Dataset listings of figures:
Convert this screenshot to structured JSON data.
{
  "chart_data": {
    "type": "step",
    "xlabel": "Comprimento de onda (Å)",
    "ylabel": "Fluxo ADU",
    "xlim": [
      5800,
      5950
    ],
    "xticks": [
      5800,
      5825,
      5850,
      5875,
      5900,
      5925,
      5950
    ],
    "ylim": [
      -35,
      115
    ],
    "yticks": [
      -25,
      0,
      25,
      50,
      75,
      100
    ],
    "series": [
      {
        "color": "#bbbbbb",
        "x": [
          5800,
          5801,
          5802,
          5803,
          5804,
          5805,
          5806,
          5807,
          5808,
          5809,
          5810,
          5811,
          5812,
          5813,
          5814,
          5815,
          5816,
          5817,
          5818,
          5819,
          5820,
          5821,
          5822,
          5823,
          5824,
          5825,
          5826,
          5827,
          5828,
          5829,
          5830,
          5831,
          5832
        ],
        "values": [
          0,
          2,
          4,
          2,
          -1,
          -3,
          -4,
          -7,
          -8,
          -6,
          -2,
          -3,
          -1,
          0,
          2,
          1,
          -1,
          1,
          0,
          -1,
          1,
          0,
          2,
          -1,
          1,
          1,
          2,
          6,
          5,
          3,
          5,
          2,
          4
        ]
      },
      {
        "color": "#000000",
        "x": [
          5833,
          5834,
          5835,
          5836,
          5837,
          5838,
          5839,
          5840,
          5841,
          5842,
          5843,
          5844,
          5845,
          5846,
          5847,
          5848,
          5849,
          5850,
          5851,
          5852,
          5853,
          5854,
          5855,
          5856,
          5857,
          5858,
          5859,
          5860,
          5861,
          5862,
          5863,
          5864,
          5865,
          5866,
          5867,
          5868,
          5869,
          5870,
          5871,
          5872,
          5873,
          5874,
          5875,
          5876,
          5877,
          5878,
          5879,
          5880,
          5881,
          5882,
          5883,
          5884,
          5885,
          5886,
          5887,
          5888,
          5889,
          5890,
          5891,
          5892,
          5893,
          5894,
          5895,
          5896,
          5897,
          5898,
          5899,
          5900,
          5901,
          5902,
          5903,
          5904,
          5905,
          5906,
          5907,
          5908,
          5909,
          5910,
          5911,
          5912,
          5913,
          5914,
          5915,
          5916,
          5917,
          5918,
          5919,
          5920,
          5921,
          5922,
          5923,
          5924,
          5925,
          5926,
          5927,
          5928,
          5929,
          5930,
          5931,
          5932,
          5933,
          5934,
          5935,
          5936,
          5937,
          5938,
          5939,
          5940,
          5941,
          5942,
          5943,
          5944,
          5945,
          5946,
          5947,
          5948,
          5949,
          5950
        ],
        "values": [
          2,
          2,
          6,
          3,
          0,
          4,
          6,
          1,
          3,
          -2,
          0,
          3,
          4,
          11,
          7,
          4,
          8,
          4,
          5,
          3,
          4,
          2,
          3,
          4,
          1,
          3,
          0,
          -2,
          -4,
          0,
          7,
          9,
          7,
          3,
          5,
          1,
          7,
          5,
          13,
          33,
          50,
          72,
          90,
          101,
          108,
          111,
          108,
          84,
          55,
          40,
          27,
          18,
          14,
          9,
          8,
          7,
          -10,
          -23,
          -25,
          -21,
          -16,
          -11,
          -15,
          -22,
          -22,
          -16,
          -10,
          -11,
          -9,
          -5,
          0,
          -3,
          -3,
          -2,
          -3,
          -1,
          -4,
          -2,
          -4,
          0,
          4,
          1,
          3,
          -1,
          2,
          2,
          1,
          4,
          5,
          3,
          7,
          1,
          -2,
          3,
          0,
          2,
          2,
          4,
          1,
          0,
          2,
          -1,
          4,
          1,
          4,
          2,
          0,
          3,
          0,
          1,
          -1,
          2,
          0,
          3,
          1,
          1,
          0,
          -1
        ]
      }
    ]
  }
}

*Task*:
Retype the data exactly as given.

*Written response*:
Convert this screenshot to structured JSON data.
{
  "chart_data": {
    "type": "step",
    "xlabel": "Comprimento de onda (Å)",
    "ylabel": "Fluxo ADU",
    "xlim": [
      5800,
      5950
    ],
    "xticks": [
      5800,
      5825,
      5850,
      5875,
      5900,
      5925,
      5950
    ],
    "ylim": [
      -35,
      115
    ],
    "yticks": [
      -25,
      0,
      25,
      50,
      75,
      100
    ],
    "series": [
      {
        "color": "#bbbbbb",
        "x": [
          5800,
          5801,
          5802,
          5803,
          5804,
          5805,
          5806,
          5807,
          5808,
          5809,
          5810,
          5811,
          5812,
          5813,
          5814,
          5815,
          5816,
          5817,
          5818,
          5819,
          5820,
          5821,
          5822,
          5823,
          5824,
          5825,
          5826,
          5827,
          5828,
          5829,
          5830,
          5831,
          5832
        ],
        "values": [
          0,
          2,
          4,
          2,
          -1,
          -3,
          -4,
          -7,
          -8,
          -6,
          -2,
          -3,
          -1,
          0,
          2,
          1,
          -1,
          1,
          0,
          -1,
          1,
          0,
          2,
          -1,
          1,
          1,
          2,
          6,
          5,
          3,
          5,
          2,
          4
        ]
      },
      {
        "color": "#000000",
        "x": [
          5833,
          5834,
          5835,
          5836,
          5837,
          5838,
          5839,
          5840,
          5841,
          5842,
          5843,
          5844,
          5845,
          5846,
          5847,
          5848,
          5849,
          5850,
          5851,
          5852,
          5853,
          5854,
          5855,
          5856,
          5857,
          5858,
          5859,
          5860,
          5861,
          5862,
          5863,
          5864,
          5865,
          5866,
          5867,
          5868,
          5869,
          5870,
          5871,
          5872,
          5873,
          5874,
          5875,
          5876,
          5877,
          5878,
          5879,
          5880,
          5881,
          5882,
          5883,
          5884,
          5885,
          5886,
          5887,
          5888,
          5889,
          5890,
          5891,
          5892,
          5893,
          5894,
          5895,
          5896,
          5897,
          5898,
          5899,
          5900,
          5901,
          5902,
          5903,
          5904,
          5905,
          5906,
          5907,
          5908,
          5909,
          5910,
          5911,
          5912,
          5913,
          5914,
          5915,
          5916,
          5917,
          5918,
          5919,
          5920,
          5921,
          5922,
          5923,
          5924,
          5925,
          5926,
          5927,
          5928,
          5929,
          5930,
          5931,
          5932,
          5933,
          5934,
          5935,
          5936,
          5937,
          5938,
          5939,
          5940,
          5941,
          5942,
          5943,
          5944,
          5945,
          5946,
          5947,
          5948,
          5949,
          5950
        ],
        "values": [
          2,
          2,
          6,
          3,
          0,
          4,
          6,
          1,
          3,
          -2,
          0,
          3,
          4,
          11,
          7,
          4,
          8,
          4,
          5,
          3,
          4,
          2,
          3,
          4,
          1,
          3,
          0,
          -2,
          -4,
          0,
          7,
          9,
          7,
          3,
          5,
          1,
          7,
          5,
          13,
          33,
          50,
          72,
          90,
          101,
          108,
          111,
          108,
          84,
          55,
          40,
          27,
          18,
          14,
          9,
          8,
          7,
          -10,
          -23,
          -25,
          -21,
          -16,
          -11,
          -15,
          -22,
          -22,
          -16,
          -10,
          -11,
          -9,
          -5,
          0,
          -3,
          -3,
          -2,
          -3,
          -1,
          -4,
          -2,
          -4,
          0,
          4,
          1,
          3,
          -1,
          2,
          2,
          1,
          4,
          5,
          3,
          7,
          1,
          -2,
          3,
          0,
          2,
          2,
          4,
          1,
          0,
          2,
          -1,
          4,
          1,
          4,
          2,
          0,
          3,
          0,
          1,
          -1,
          2,
          0,
          3,
          1,
          1,
          0,
          -1
        ]
      }
    ]
  }
}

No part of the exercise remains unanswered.